WORK REQUIRED
Rewrite the lines from the start of the block through the line containing "Text: IN 2: IN 2 xyxy=(40,222,62,232)", inclusive, changing "component" to "element" and leaving everything else as it is.

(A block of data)

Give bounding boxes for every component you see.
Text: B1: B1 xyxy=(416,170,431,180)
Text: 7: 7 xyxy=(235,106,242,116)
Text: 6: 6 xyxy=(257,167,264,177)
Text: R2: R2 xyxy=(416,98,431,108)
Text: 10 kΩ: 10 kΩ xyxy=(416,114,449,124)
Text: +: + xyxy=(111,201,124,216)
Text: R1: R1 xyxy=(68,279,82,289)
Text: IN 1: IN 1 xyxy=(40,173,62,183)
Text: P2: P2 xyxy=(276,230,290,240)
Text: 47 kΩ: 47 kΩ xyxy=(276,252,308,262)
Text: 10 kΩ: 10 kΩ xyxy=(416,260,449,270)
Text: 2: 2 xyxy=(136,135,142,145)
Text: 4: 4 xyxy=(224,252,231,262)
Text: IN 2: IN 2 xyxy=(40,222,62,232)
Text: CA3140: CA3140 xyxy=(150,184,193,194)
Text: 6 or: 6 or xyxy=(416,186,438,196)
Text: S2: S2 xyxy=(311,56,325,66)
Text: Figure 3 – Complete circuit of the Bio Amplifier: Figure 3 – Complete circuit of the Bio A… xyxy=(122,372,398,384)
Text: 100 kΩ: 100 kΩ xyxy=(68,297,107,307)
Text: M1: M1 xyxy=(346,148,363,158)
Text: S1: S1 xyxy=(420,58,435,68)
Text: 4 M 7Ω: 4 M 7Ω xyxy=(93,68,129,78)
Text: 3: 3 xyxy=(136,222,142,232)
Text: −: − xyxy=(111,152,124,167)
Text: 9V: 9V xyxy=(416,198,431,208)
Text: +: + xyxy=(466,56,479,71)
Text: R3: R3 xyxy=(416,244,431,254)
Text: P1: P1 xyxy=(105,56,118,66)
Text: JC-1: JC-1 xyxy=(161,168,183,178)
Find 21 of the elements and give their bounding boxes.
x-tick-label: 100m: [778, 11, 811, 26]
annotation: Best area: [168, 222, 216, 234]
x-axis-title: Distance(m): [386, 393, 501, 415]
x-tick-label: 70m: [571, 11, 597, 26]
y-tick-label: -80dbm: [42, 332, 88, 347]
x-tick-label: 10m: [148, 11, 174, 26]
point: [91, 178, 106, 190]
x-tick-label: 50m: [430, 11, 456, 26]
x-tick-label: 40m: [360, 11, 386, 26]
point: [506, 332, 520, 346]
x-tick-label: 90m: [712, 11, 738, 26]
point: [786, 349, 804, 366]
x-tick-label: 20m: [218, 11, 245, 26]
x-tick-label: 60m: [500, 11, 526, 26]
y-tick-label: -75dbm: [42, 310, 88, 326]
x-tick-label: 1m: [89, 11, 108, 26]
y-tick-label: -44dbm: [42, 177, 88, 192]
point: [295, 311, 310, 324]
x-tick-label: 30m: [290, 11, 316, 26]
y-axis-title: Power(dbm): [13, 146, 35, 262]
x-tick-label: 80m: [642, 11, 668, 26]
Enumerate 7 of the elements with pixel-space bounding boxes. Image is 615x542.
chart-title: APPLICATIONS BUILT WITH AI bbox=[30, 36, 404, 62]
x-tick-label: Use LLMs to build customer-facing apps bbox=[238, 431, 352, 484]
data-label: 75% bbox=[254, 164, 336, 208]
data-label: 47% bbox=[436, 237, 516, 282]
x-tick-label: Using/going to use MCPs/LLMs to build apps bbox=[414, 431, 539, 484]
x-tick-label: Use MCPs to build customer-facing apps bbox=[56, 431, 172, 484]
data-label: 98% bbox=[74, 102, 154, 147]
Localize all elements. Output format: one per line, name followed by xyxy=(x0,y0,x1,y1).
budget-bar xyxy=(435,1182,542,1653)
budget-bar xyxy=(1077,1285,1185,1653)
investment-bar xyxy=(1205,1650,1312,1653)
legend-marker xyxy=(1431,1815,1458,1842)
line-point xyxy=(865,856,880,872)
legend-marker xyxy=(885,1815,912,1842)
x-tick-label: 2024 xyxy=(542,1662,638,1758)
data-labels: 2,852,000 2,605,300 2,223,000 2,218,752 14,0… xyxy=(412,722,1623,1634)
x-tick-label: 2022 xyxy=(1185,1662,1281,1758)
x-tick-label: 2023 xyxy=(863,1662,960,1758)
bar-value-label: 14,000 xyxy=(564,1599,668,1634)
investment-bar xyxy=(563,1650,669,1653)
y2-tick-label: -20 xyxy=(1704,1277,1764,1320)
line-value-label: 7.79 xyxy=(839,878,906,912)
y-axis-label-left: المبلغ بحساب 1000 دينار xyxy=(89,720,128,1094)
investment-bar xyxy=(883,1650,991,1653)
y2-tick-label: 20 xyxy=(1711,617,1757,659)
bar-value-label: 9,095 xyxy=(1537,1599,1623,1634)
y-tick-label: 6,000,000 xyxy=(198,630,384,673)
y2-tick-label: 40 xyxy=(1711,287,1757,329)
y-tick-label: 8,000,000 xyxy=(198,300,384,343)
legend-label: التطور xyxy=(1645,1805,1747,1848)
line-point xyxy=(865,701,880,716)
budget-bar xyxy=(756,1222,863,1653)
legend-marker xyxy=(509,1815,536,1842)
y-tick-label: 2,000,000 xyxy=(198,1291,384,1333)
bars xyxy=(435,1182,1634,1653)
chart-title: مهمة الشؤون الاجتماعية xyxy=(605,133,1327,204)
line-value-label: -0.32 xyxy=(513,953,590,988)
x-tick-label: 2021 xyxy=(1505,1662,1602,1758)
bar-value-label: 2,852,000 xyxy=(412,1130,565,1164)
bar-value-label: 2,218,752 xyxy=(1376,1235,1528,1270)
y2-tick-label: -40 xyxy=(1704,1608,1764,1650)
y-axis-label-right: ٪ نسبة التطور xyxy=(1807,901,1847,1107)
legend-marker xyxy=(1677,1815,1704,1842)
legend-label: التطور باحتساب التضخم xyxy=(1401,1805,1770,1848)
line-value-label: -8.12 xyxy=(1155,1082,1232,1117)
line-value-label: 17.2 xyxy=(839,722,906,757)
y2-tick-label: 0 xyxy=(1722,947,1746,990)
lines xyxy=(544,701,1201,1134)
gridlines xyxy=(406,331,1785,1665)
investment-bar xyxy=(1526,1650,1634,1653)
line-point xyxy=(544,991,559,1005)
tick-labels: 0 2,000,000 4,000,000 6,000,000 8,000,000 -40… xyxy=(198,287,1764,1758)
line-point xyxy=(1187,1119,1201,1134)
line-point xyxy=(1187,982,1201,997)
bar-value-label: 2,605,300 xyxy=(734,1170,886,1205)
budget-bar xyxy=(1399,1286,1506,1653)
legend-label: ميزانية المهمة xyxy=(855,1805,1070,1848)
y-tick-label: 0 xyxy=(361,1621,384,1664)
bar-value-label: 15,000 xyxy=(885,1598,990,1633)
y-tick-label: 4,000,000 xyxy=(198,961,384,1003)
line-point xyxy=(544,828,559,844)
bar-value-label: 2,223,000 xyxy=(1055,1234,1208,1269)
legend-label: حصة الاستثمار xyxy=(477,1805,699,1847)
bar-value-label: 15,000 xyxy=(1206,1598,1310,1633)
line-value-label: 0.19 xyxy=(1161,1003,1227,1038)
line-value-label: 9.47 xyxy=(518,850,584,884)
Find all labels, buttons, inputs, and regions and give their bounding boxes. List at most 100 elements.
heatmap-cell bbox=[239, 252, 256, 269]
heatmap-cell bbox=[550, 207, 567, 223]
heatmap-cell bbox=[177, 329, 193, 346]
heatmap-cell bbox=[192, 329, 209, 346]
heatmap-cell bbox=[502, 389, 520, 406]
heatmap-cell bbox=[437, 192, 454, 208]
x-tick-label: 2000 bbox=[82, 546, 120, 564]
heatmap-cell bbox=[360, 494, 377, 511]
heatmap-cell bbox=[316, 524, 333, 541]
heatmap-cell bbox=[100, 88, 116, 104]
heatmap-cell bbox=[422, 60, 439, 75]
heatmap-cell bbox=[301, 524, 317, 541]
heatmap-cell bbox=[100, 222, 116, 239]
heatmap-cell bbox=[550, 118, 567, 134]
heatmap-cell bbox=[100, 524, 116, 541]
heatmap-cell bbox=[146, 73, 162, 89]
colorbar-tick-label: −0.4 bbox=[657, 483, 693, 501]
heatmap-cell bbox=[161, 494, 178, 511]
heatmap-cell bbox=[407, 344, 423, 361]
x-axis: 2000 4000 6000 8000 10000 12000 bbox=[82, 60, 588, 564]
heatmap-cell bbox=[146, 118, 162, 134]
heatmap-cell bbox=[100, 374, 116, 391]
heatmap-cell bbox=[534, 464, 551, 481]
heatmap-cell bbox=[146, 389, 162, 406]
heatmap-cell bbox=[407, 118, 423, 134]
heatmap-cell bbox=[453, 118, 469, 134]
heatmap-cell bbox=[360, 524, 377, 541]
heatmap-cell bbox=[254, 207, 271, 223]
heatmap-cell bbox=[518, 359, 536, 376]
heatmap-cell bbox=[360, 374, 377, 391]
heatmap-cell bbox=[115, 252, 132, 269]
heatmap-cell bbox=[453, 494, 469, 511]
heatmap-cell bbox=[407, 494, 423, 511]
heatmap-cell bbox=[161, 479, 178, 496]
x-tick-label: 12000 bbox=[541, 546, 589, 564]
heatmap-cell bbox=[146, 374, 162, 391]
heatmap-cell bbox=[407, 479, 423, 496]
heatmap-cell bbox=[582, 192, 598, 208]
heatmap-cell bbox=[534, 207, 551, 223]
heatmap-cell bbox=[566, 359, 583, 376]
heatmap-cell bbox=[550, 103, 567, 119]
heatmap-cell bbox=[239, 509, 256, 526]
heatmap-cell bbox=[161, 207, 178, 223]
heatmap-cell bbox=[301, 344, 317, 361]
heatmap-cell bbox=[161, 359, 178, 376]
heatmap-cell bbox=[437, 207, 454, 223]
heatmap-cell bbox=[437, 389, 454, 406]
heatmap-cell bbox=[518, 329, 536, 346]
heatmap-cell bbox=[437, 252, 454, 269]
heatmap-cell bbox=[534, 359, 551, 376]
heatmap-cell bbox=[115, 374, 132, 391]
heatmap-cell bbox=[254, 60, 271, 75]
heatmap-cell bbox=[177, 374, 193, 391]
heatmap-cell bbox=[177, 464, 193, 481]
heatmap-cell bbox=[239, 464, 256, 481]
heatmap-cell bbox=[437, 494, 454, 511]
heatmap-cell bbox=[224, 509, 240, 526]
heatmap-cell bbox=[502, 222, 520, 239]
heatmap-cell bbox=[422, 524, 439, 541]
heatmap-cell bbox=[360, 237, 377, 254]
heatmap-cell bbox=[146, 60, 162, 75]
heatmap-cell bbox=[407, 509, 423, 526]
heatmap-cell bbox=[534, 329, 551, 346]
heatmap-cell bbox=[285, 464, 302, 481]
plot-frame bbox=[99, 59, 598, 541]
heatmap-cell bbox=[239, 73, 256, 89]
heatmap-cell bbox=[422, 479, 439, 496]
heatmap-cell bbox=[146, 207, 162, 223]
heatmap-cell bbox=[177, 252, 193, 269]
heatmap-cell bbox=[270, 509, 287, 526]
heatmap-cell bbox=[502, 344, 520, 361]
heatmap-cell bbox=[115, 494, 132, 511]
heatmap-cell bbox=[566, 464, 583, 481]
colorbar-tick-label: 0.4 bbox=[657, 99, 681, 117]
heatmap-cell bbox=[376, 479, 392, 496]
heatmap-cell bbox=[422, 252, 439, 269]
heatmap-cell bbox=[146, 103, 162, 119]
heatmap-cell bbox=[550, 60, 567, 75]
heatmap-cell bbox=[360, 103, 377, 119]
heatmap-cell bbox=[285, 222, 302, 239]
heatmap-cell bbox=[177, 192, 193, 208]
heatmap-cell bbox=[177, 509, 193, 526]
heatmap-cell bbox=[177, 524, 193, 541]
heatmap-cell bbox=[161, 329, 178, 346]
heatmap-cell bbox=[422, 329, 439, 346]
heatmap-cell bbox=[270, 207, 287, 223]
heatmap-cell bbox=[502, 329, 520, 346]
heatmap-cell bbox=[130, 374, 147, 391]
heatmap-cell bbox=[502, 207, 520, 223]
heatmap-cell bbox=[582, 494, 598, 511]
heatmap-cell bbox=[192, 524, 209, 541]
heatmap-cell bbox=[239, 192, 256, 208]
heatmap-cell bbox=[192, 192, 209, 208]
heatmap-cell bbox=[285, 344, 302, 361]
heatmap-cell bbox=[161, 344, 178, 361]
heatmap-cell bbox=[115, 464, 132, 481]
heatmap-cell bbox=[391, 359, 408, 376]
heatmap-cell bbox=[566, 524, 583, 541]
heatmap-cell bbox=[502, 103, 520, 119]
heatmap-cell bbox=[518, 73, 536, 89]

THE OUTPUT
Give bounding boxes for every element you see.
Text: B1: B1 xyxy=(416,170,431,180)
Text: 7: 7 xyxy=(235,106,242,116)
Text: 6: 6 xyxy=(257,167,264,177)
Text: R2: R2 xyxy=(416,98,431,108)
Text: 10 kΩ: 10 kΩ xyxy=(416,114,449,124)
Text: +: + xyxy=(111,201,124,216)
Text: R1: R1 xyxy=(68,279,82,289)
Text: IN 1: IN 1 xyxy=(40,173,62,183)
Text: P2: P2 xyxy=(276,230,290,240)
Text: 47 kΩ: 47 kΩ xyxy=(276,252,308,262)
Text: 10 kΩ: 10 kΩ xyxy=(416,260,449,270)
Text: 2: 2 xyxy=(136,135,142,145)
Text: 4: 4 xyxy=(224,252,231,262)
Text: IN 2: IN 2 xyxy=(40,222,62,232)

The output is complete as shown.